Goal:
Filter the items below, keeping only the lines that contain the string "heading".

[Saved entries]

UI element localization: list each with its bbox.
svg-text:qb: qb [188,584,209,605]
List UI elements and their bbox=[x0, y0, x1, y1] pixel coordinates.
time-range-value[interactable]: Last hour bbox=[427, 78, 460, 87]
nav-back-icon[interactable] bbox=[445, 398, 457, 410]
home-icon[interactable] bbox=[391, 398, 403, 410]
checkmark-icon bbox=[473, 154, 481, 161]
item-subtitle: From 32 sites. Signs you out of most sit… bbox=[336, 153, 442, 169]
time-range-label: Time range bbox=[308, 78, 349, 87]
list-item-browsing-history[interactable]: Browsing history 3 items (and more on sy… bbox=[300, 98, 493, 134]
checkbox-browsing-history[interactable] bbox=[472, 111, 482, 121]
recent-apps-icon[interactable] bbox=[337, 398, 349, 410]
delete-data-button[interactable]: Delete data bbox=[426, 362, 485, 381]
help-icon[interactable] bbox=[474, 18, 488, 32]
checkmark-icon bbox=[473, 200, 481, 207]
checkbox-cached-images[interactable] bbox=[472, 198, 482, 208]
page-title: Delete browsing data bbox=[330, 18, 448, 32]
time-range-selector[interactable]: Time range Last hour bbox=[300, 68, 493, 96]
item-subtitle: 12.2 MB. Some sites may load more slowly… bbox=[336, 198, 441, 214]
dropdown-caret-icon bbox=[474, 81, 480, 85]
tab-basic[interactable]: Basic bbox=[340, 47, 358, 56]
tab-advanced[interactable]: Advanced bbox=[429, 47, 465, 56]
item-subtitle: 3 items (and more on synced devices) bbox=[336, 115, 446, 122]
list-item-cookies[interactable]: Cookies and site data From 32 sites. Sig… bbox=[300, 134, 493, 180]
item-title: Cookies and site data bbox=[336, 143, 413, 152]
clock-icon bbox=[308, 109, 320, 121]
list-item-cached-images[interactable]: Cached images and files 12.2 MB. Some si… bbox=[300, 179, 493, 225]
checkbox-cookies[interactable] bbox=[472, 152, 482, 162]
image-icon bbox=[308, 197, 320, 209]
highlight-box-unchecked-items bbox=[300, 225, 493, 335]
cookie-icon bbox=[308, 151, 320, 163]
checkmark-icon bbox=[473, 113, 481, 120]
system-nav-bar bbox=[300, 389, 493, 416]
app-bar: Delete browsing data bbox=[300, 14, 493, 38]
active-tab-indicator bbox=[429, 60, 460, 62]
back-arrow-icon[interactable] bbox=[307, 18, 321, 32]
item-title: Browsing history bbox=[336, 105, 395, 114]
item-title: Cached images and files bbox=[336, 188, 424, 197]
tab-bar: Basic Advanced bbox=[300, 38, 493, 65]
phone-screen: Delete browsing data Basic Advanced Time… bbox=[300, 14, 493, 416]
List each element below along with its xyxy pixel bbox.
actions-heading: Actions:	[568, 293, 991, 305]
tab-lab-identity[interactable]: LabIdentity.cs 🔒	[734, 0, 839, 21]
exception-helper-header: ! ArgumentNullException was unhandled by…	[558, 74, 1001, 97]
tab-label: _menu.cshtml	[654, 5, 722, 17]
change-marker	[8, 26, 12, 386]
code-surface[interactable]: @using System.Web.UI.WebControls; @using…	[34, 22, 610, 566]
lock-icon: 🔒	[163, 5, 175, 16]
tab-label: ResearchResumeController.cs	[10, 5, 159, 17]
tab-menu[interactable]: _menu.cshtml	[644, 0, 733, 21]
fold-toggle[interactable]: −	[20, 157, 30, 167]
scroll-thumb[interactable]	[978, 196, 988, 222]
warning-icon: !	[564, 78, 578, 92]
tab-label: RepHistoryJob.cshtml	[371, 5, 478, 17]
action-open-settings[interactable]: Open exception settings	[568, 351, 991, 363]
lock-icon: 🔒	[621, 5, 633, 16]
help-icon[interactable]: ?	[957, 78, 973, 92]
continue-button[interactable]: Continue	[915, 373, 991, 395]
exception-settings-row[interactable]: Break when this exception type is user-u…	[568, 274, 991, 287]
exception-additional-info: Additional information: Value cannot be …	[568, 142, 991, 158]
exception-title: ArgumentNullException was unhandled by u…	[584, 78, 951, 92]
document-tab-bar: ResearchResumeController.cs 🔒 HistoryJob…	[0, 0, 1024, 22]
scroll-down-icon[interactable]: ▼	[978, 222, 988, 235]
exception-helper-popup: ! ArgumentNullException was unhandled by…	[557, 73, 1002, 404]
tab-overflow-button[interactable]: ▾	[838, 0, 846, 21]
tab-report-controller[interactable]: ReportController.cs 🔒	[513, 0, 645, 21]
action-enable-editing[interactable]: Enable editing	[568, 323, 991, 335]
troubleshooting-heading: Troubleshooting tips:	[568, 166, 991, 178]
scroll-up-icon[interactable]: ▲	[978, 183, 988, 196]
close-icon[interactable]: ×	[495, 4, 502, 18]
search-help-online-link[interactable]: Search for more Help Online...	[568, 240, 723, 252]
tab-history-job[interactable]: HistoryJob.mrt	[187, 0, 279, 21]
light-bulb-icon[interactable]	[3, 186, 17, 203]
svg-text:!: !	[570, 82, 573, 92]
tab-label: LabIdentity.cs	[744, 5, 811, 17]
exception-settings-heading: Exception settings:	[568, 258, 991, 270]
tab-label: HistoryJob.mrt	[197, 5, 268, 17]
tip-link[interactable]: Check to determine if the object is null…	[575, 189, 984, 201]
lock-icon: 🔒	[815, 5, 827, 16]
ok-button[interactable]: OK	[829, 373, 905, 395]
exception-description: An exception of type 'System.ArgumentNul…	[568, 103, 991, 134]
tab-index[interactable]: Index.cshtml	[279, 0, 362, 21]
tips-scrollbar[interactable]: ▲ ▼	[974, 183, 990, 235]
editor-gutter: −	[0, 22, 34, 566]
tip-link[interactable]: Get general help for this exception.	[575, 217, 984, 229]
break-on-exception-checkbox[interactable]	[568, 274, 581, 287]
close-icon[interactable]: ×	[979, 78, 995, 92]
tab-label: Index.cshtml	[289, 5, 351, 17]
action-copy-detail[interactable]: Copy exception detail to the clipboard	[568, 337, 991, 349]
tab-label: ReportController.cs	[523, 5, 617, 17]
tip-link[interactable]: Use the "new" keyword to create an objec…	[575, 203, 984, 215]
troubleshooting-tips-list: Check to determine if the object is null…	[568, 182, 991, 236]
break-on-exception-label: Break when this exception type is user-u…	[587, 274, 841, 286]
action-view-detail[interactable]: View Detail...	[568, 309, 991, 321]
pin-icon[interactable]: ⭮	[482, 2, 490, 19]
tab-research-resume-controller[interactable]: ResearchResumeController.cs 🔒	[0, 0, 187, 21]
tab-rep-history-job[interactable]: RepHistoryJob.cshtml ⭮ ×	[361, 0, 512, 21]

Solved problem:
actions-heading: Actions:	[568, 293, 991, 305]
troubleshooting-heading: Troubleshooting tips:	[568, 166, 991, 178]
exception-settings-heading: Exception settings:	[568, 258, 991, 270]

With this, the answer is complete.